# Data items
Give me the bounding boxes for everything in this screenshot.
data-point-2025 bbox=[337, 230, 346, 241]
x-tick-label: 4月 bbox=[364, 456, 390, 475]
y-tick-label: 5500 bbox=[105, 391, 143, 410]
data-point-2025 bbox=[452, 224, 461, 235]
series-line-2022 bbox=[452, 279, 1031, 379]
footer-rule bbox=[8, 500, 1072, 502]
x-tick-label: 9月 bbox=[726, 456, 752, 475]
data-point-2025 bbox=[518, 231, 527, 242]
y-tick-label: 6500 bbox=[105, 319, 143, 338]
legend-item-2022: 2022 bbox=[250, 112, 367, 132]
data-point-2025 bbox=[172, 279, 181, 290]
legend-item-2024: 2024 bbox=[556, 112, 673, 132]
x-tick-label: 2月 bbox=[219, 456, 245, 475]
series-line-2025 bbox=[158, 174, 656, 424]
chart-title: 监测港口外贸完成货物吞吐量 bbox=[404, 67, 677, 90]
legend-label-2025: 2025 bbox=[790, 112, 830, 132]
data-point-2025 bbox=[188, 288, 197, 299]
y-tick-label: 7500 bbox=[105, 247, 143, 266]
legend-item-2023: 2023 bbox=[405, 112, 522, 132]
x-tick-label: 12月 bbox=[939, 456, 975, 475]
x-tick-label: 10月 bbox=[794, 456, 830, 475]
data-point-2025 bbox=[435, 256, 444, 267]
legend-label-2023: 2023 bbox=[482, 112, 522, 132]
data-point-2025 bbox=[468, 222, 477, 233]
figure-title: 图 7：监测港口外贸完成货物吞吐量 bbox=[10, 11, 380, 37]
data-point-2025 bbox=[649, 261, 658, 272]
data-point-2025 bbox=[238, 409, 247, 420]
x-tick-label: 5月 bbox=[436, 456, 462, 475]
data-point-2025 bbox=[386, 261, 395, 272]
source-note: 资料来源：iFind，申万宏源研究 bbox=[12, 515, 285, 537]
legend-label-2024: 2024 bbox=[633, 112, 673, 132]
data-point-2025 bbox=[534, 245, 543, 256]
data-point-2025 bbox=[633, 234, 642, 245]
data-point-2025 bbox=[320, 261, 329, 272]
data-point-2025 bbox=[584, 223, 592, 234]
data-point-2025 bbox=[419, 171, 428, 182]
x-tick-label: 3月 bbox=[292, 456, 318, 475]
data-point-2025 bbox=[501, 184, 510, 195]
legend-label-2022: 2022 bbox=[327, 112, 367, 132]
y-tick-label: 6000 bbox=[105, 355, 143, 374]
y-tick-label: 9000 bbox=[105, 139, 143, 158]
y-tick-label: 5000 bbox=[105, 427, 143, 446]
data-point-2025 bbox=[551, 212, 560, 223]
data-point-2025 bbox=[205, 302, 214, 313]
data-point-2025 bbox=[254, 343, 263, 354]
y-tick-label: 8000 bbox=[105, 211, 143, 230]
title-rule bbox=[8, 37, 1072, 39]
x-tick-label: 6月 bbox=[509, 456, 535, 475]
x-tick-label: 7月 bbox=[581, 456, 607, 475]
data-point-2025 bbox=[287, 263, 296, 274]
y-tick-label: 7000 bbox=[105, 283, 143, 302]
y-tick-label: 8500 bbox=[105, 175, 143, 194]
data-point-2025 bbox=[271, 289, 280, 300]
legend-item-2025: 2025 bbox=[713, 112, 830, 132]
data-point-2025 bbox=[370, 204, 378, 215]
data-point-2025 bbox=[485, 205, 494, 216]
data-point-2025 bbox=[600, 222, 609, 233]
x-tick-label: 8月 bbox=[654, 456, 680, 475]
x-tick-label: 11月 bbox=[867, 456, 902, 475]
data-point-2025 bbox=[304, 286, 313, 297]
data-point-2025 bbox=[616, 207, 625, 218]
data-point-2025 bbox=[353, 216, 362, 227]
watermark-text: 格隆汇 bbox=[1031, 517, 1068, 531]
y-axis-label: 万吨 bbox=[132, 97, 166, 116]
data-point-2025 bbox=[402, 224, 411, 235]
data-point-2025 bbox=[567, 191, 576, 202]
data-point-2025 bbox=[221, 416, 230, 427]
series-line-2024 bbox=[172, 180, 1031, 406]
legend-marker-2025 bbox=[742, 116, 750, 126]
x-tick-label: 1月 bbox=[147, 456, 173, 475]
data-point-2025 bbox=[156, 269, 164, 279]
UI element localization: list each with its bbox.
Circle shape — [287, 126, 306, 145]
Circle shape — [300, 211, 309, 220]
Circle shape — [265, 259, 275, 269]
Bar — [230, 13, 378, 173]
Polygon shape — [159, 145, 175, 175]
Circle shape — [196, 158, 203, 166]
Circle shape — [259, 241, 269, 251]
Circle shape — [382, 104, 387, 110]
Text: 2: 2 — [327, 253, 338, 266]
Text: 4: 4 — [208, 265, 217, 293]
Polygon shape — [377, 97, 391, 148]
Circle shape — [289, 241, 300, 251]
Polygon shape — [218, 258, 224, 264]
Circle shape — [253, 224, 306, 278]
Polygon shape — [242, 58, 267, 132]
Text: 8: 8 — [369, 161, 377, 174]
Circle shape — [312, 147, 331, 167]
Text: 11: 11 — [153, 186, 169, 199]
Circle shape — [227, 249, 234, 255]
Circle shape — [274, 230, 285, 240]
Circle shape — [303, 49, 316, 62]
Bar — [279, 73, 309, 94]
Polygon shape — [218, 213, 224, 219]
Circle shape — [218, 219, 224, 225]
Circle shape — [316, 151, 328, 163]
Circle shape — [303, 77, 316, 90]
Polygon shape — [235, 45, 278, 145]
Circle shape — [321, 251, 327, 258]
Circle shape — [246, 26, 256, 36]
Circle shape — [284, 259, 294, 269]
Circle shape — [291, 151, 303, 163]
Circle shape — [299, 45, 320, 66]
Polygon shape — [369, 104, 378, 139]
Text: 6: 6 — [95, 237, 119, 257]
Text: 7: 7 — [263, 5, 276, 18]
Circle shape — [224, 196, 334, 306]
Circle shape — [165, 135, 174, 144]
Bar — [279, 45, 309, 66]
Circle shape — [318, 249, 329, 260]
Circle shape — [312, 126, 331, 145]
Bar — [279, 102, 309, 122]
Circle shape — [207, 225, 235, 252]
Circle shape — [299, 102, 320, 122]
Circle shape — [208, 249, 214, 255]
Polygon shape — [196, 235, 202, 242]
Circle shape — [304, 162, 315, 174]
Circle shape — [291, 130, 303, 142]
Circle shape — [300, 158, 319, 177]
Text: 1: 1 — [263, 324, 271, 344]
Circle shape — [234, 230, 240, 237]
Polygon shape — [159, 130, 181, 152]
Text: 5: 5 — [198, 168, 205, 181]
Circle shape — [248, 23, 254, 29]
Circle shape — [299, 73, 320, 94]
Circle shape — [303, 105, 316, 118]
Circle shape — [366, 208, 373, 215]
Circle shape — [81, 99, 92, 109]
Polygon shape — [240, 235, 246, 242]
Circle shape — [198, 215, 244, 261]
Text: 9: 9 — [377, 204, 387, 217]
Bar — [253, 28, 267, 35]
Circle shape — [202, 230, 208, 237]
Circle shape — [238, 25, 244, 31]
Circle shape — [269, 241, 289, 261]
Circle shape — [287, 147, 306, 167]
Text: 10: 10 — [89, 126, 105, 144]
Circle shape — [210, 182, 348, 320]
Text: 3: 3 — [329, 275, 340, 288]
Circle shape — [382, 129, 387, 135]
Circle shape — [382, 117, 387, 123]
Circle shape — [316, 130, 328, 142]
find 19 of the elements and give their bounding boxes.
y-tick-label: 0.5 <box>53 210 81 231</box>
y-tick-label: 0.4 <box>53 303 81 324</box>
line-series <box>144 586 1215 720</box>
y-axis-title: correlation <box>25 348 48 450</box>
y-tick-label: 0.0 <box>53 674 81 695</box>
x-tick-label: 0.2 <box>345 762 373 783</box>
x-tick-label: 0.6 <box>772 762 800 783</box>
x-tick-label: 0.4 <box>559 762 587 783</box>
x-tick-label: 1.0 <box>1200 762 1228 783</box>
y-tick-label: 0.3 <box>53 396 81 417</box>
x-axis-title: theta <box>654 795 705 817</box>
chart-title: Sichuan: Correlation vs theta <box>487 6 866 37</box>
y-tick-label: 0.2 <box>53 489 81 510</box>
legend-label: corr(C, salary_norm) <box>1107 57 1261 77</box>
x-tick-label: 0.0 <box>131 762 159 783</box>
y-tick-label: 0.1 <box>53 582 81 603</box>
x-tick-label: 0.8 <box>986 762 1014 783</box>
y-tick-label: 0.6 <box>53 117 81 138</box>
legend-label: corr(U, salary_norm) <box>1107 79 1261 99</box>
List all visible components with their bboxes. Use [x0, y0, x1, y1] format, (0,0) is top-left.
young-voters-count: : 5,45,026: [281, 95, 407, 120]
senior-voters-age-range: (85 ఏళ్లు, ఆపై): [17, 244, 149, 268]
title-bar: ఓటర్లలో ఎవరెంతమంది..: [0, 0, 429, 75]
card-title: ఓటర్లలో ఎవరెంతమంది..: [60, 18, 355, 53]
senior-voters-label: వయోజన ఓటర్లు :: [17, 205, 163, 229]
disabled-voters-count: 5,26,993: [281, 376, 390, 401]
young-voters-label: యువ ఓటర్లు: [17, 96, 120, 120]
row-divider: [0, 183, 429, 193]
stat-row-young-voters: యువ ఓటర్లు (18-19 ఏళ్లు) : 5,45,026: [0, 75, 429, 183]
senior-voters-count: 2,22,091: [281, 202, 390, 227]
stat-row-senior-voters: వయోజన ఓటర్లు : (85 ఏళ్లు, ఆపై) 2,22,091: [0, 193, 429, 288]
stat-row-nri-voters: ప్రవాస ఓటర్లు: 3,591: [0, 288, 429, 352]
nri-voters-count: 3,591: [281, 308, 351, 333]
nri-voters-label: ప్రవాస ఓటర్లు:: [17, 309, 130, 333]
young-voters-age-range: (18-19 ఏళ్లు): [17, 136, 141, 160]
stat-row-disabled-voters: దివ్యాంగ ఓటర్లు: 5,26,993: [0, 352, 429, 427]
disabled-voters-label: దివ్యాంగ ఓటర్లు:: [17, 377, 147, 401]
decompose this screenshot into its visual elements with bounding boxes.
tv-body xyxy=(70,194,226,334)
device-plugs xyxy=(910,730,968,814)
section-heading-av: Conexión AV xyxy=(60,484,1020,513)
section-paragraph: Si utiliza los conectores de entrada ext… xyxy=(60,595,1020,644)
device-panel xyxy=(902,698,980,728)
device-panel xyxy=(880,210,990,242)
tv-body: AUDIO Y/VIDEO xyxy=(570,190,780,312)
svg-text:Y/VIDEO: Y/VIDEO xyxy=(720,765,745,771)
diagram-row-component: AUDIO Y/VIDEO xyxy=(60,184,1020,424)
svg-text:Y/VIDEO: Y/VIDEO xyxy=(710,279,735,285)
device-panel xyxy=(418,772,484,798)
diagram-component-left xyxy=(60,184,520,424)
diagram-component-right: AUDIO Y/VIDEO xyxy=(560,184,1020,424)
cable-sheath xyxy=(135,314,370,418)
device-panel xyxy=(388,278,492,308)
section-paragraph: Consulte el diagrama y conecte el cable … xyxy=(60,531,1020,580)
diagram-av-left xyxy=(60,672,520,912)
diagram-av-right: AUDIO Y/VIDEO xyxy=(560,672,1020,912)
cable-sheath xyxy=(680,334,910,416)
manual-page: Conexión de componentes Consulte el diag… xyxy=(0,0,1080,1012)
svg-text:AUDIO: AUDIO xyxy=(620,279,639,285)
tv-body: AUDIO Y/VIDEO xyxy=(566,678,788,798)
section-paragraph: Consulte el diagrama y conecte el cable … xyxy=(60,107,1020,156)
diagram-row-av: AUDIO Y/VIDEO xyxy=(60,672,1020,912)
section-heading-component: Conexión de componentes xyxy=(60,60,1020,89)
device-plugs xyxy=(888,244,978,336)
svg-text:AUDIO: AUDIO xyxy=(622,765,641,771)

# Goal
Reproduce verbatim the lines of the listing from its first line through the line containing "y-tick-label: 6500 bbox=[105, 319, 143, 338]", including both ends.

# Written solution
Give me the bounding boxes for everything in this screenshot.
data-point-2025 bbox=[337, 230, 346, 241]
x-tick-label: 4月 bbox=[364, 456, 390, 475]
y-tick-label: 5500 bbox=[105, 391, 143, 410]
data-point-2025 bbox=[452, 224, 461, 235]
series-line-2022 bbox=[452, 279, 1031, 379]
footer-rule bbox=[8, 500, 1072, 502]
x-tick-label: 9月 bbox=[726, 456, 752, 475]
data-point-2025 bbox=[518, 231, 527, 242]
y-tick-label: 6500 bbox=[105, 319, 143, 338]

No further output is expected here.